[Input]:

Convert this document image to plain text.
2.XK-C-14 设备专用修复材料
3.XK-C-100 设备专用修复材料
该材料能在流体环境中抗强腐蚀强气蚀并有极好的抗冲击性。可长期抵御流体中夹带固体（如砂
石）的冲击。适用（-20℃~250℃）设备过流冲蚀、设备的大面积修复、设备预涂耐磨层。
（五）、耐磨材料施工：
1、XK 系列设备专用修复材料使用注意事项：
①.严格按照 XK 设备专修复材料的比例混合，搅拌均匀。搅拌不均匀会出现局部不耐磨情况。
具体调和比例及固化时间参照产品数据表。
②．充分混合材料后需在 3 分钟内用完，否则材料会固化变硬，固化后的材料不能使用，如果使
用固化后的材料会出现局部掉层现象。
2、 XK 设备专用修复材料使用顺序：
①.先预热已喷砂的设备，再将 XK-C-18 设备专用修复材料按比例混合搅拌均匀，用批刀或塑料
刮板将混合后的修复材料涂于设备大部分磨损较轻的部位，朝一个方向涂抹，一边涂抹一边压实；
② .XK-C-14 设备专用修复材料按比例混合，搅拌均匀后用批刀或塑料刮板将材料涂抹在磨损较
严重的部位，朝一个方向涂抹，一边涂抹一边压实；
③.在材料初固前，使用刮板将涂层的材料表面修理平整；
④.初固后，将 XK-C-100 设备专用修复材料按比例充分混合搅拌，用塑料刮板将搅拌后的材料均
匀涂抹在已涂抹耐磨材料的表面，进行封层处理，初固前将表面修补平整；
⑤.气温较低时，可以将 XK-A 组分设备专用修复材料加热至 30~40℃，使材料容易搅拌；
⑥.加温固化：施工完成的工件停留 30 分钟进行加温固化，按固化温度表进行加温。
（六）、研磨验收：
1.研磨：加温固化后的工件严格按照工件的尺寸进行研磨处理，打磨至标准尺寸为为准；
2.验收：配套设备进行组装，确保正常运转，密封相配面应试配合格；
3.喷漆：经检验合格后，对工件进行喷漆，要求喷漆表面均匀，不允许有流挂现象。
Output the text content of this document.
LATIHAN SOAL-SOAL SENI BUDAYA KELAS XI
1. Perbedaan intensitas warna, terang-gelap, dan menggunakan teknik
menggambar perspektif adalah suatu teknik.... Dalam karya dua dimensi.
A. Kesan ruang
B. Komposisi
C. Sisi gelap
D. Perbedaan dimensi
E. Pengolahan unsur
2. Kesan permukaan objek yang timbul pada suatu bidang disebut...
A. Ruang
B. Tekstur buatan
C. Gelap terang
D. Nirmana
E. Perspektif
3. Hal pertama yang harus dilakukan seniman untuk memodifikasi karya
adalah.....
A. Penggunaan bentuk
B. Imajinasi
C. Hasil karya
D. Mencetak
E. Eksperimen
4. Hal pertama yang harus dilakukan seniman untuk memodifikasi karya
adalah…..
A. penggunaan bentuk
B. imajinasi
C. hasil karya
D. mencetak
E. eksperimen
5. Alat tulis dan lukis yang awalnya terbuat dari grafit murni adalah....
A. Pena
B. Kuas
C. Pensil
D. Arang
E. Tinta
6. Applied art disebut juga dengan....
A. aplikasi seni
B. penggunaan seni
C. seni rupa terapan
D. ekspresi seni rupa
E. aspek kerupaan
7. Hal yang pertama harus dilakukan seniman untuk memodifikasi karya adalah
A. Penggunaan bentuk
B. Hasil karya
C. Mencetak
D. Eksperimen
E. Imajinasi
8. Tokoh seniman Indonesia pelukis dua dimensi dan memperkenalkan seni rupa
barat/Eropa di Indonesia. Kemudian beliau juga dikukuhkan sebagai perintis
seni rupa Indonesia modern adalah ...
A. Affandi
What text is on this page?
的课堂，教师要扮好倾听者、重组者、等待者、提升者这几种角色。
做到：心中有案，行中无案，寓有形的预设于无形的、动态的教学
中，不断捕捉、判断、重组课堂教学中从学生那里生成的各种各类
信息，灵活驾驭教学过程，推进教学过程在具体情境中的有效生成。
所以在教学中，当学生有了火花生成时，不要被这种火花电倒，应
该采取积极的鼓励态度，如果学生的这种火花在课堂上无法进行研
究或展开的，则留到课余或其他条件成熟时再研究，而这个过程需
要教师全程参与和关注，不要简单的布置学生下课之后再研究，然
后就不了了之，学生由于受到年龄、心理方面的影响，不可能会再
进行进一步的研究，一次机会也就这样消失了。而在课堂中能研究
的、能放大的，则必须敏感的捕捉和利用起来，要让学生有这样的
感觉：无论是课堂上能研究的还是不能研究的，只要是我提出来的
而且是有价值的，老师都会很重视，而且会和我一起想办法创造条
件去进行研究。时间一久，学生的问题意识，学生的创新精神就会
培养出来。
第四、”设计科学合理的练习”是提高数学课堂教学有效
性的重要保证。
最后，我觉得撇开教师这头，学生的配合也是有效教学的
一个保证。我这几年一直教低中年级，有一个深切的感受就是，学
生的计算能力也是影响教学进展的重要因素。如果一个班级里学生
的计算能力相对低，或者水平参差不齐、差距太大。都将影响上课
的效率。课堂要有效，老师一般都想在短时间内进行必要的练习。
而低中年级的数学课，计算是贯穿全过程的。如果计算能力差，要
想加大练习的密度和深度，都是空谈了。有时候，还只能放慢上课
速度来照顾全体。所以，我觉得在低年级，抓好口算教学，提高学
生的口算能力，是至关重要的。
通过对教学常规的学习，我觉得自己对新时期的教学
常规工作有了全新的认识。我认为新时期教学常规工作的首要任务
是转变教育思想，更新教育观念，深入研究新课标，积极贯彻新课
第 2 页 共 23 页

[Work to complete]: Extract all of the data exactly as written.

[Correct response]:
Convert this document image to plain text.
2.XK-C-14 设备专用修复材料
3.XK-C-100 设备专用修复材料
该材料能在流体环境中抗强腐蚀强气蚀并有极好的抗冲击性。可长期抵御流体中夹带固体（如砂
石）的冲击。适用（-20℃~250℃）设备过流冲蚀、设备的大面积修复、设备预涂耐磨层。
（五）、耐磨材料施工：
1、XK 系列设备专用修复材料使用注意事项：
①.严格按照 XK 设备专修复材料的比例混合，搅拌均匀。搅拌不均匀会出现局部不耐磨情况。
具体调和比例及固化时间参照产品数据表。
②．充分混合材料后需在 3 分钟内用完，否则材料会固化变硬，固化后的材料不能使用，如果使
用固化后的材料会出现局部掉层现象。
2、 XK 设备专用修复材料使用顺序：
①.先预热已喷砂的设备，再将 XK-C-18 设备专用修复材料按比例混合搅拌均匀，用批刀或塑料
刮板将混合后的修复材料涂于设备大部分磨损较轻的部位，朝一个方向涂抹，一边涂抹一边压实；
② .XK-C-14 设备专用修复材料按比例混合，搅拌均匀后用批刀或塑料刮板将材料涂抹在磨损较
严重的部位，朝一个方向涂抹，一边涂抹一边压实；
③.在材料初固前，使用刮板将涂层的材料表面修理平整；
④.初固后，将 XK-C-100 设备专用修复材料按比例充分混合搅拌，用塑料刮板将搅拌后的材料均
匀涂抹在已涂抹耐磨材料的表面，进行封层处理，初固前将表面修补平整；
⑤.气温较低时，可以将 XK-A 组分设备专用修复材料加热至 30~40℃，使材料容易搅拌；
⑥.加温固化：施工完成的工件停留 30 分钟进行加温固化，按固化温度表进行加温。
（六）、研磨验收：
1.研磨：加温固化后的工件严格按照工件的尺寸进行研磨处理，打磨至标准尺寸为为准；
2.验收：配套设备进行组装，确保正常运转，密封相配面应试配合格；
3.喷漆：经检验合格后，对工件进行喷漆，要求喷漆表面均匀，不允许有流挂现象。
Output the text content of this document.
LATIHAN SOAL-SOAL SENI BUDAYA KELAS XI
1. Perbedaan intensitas warna, terang-gelap, dan menggunakan teknik
menggambar perspektif adalah suatu teknik.... Dalam karya dua dimensi.
A. Kesan ruang
B. Komposisi
C. Sisi gelap
D. Perbedaan dimensi
E. Pengolahan unsur
2. Kesan permukaan objek yang timbul pada suatu bidang disebut...
A. Ruang
B. Tekstur buatan
C. Gelap terang
D. Nirmana
E. Perspektif
3. Hal pertama yang harus dilakukan seniman untuk memodifikasi karya
adalah.....
A. Penggunaan bentuk
B. Imajinasi
C. Hasil karya
D. Mencetak
E. Eksperimen
4. Hal pertama yang harus dilakukan seniman untuk memodifikasi karya
adalah…..
A. penggunaan bentuk
B. imajinasi
C. hasil karya
D. mencetak
E. eksperimen
5. Alat tulis dan lukis yang awalnya terbuat dari grafit murni adalah....
A. Pena
B. Kuas
C. Pensil
D. Arang
E. Tinta
6. Applied art disebut juga dengan....
A. aplikasi seni
B. penggunaan seni
C. seni rupa terapan
D. ekspresi seni rupa
E. aspek kerupaan
7. Hal yang pertama harus dilakukan seniman untuk memodifikasi karya adalah
A. Penggunaan bentuk
B. Hasil karya
C. Mencetak
D. Eksperimen
E. Imajinasi
8. Tokoh seniman Indonesia pelukis dua dimensi dan memperkenalkan seni rupa
barat/Eropa di Indonesia. Kemudian beliau juga dikukuhkan sebagai perintis
seni rupa Indonesia modern adalah ...
A. Affandi
What text is on this page?
的课堂，教师要扮好倾听者、重组者、等待者、提升者这几种角色。
做到：心中有案，行中无案，寓有形的预设于无形的、动态的教学
中，不断捕捉、判断、重组课堂教学中从学生那里生成的各种各类
信息，灵活驾驭教学过程，推进教学过程在具体情境中的有效生成。
所以在教学中，当学生有了火花生成时，不要被这种火花电倒，应
该采取积极的鼓励态度，如果学生的这种火花在课堂上无法进行研
究或展开的，则留到课余或其他条件成熟时再研究，而这个过程需
要教师全程参与和关注，不要简单的布置学生下课之后再研究，然
后就不了了之，学生由于受到年龄、心理方面的影响，不可能会再
进行进一步的研究，一次机会也就这样消失了。而在课堂中能研究
的、能放大的，则必须敏感的捕捉和利用起来，要让学生有这样的
感觉：无论是课堂上能研究的还是不能研究的，只要是我提出来的
而且是有价值的，老师都会很重视，而且会和我一起想办法创造条
件去进行研究。时间一久，学生的问题意识，学生的创新精神就会
培养出来。
第四、”设计科学合理的练习”是提高数学课堂教学有效
性的重要保证。
最后，我觉得撇开教师这头，学生的配合也是有效教学的
一个保证。我这几年一直教低中年级，有一个深切的感受就是，学
生的计算能力也是影响教学进展的重要因素。如果一个班级里学生
的计算能力相对低，或者水平参差不齐、差距太大。都将影响上课
的效率。课堂要有效，老师一般都想在短时间内进行必要的练习。
而低中年级的数学课，计算是贯穿全过程的。如果计算能力差，要
想加大练习的密度和深度，都是空谈了。有时候，还只能放慢上课
速度来照顾全体。所以，我觉得在低年级，抓好口算教学，提高学
生的口算能力，是至关重要的。
通过对教学常规的学习，我觉得自己对新时期的教学
常规工作有了全新的认识。我认为新时期教学常规工作的首要任务
是转变教育思想，更新教育观念，深入研究新课标，积极贯彻新课
第 2 页 共 23 页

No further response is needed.